**Text:**
★ ★ ★ ★ ★ ★ ★
The case for this inextinguishability of the theological is first made by recourse to analyses of Hobbes and Hegel, and Schmitt's reading of them, and then by analyses of ‘hegemony’ in Gramsci and populism in Laclau. The book is clearly written for an audience of researchers in political theory. The reader requires a detailed understanding of: Hobbes; Hegelian dialectics and political theory; Gramsci's theory of hegemony; Laclau and Mouffe's discourse anaylsis and treatment of populism; Foucault's concepts of governance and genealogy; Agamben's archaeological method; and postsecularism. Preterossi's prose takes no prisoners. (A beginner with a theological eye would be better served by looking up Beth Phillips or William T. Cavanaugh who both give theological critiques of Political Theology.)

The second way that Preterossi approaches the insurmountability of the metaphysical excess to politics is by analysis of its disavowal in so-called Economic Theology, to which a major section of the book is devoted. Economic Theology here looks at the correspondence between (or transmutation of) the techniques and rationales of the Church's economy of salvation and modern bureaucratic procedures of life management now shorn of religiosity. It is something like the modern adulation of the neoliberal economy as the fulfilment of human life and wellbeing which, for Preterossi, leads to a denial of the importance of the polis, a loss of relational life, and the production of atomised consumers instead of citizens. This leads to a vacuum in which populisms have emerged which are really sophistic simulacra of true community bonds forged by political process. The sacred is hived off into Legal Theology, a sort of moral ideology formed from the ‘religion’ of human rights, the moralisation of international relations and wars (Kosovo, Kuwait), and an exultation of humanitarianism that hides the dynamics of domination by military and technocratic bodies and by financial capitalism. It also concerns the hegemony of ‘woke’ political correctness with its demonisation of canonical works, the sanitisation of history, and the identity politics that divide rather than assemble political bodies. Economic Theology, allied with Legal Theology, and the various techniques of governance which deny and obscure the insights of Political Theology, herald the apparent arrival of a depoliticised and immanent society.
★ ★ ★ ★ ★ ★ ★
Document layout analysis data
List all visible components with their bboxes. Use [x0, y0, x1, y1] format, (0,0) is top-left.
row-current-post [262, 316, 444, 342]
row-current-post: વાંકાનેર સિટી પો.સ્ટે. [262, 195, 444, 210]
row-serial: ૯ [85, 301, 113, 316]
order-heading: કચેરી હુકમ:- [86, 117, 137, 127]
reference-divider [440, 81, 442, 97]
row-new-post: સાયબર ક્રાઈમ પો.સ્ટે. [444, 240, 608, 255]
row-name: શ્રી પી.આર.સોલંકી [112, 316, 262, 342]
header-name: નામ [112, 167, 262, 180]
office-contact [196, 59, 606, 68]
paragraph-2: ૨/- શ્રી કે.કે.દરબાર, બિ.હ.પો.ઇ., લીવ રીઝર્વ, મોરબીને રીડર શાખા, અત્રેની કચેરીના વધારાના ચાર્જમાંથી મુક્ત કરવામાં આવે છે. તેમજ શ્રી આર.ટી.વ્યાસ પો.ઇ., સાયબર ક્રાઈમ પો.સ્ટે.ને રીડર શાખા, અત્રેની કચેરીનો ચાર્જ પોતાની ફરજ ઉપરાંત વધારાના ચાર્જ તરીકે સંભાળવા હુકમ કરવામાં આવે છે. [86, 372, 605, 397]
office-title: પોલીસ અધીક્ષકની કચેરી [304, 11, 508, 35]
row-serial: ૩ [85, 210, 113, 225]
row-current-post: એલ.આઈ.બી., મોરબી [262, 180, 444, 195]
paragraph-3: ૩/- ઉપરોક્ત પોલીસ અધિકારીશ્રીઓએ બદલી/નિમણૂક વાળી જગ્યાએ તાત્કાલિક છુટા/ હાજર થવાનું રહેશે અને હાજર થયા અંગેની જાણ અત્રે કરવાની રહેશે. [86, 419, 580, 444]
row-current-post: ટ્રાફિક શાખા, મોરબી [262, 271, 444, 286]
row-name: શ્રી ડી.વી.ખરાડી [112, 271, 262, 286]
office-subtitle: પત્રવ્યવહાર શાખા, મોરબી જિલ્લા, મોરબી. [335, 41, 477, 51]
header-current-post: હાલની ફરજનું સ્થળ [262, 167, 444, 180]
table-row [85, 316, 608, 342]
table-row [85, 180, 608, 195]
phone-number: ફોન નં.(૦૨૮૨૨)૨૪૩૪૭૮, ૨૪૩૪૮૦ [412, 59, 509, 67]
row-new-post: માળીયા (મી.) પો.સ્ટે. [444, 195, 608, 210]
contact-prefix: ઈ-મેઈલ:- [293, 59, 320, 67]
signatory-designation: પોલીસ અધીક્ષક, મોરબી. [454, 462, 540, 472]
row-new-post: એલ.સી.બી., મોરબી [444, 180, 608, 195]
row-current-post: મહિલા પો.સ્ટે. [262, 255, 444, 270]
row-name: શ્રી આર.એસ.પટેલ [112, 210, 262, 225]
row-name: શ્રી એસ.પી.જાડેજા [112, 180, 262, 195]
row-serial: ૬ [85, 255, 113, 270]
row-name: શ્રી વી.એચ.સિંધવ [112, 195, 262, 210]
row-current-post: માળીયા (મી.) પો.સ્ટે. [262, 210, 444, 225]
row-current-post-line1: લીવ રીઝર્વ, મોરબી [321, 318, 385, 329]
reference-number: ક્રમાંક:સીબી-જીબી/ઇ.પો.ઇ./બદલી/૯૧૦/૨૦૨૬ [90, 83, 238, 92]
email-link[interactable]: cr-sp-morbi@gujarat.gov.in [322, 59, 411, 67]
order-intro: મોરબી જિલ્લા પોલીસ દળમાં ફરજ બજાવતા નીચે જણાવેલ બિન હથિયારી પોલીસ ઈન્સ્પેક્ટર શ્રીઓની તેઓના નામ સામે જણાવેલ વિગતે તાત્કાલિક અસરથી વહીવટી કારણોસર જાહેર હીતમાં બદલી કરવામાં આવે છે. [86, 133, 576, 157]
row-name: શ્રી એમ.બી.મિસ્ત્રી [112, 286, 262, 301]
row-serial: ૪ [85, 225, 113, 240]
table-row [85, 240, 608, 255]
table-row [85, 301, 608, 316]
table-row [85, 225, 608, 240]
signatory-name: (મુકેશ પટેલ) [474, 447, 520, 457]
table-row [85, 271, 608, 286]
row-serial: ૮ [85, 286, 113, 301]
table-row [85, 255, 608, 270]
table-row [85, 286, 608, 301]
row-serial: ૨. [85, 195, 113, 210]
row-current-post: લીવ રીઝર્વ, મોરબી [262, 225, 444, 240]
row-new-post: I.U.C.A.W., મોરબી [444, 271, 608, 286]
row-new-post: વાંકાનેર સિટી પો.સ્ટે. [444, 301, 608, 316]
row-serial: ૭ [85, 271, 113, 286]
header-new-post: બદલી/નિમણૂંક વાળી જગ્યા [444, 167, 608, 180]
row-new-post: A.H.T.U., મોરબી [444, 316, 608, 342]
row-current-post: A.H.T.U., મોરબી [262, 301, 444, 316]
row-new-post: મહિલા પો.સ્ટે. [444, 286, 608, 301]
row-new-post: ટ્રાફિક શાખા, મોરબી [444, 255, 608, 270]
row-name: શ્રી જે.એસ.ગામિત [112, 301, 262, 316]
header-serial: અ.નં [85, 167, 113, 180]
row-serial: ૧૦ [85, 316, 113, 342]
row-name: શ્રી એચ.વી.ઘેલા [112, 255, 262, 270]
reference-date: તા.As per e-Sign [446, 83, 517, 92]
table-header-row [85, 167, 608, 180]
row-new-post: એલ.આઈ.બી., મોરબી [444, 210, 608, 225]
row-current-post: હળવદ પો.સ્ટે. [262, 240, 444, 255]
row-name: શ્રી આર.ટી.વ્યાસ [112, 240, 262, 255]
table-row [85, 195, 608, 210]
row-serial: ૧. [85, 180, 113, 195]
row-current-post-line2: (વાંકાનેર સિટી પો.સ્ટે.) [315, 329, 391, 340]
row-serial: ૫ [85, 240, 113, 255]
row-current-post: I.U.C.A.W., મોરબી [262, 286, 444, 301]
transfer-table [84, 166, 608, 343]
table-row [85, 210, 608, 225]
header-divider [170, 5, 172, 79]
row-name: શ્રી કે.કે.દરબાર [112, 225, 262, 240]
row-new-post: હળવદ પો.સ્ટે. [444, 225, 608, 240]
★ ★ ★ ★ ★ ★ ★
Write out the passage on political theology again, word for word and in full.

**Output for this exercise:**
The case for this inextinguishability of the theological is first made by recourse to analyses of Hobbes and Hegel, and Schmitt's reading of them, and then by analyses of ‘hegemony’ in Gramsci and populism in Laclau. The book is clearly written for an audience of researchers in political theory. The reader requires a detailed understanding of: Hobbes; Hegelian dialectics and political theory; Gramsci's theory of hegemony; Laclau and Mouffe's discourse anaylsis and treatment of populism; Foucault's concepts of governance and genealogy; Agamben's archaeological method; and postsecularism. Preterossi's prose takes no prisoners. (A beginner with a theological eye would be better served by looking up Beth Phillips or William T. Cavanaugh who both give theological critiques of Political Theology.)

The second way that Preterossi approaches the insurmountability of the metaphysical excess to politics is by analysis of its disavowal in so-called Economic Theology, to which a major section of the book is devoted. Economic Theology here looks at the correspondence between (or transmutation of) the techniques and rationales of the Church's economy of salvation and modern bureaucratic procedures of life management now shorn of religiosity. It is something like the modern adulation of the neoliberal economy as the fulfilment of human life and wellbeing which, for Preterossi, leads to a denial of the importance of the polis, a loss of relational life, and the production of atomised consumers instead of citizens. This leads to a vacuum in which populisms have emerged which are really sophistic simulacra of true community bonds forged by political process. The sacred is hived off into Legal Theology, a sort of moral ideology formed from the ‘religion’ of human rights, the moralisation of international relations and wars (Kosovo, Kuwait), and an exultation of humanitarianism that hides the dynamics of domination by military and technocratic bodies and by financial capitalism. It also concerns the hegemony of ‘woke’ political correctness with its demonisation of canonical works, the sanitisation of history, and the identity politics that divide rather than assemble political bodies. Economic Theology, allied with Legal Theology, and the various techniques of governance which deny and obscure the insights of Political Theology, herald the apparent arrival of a depoliticised and immanent society.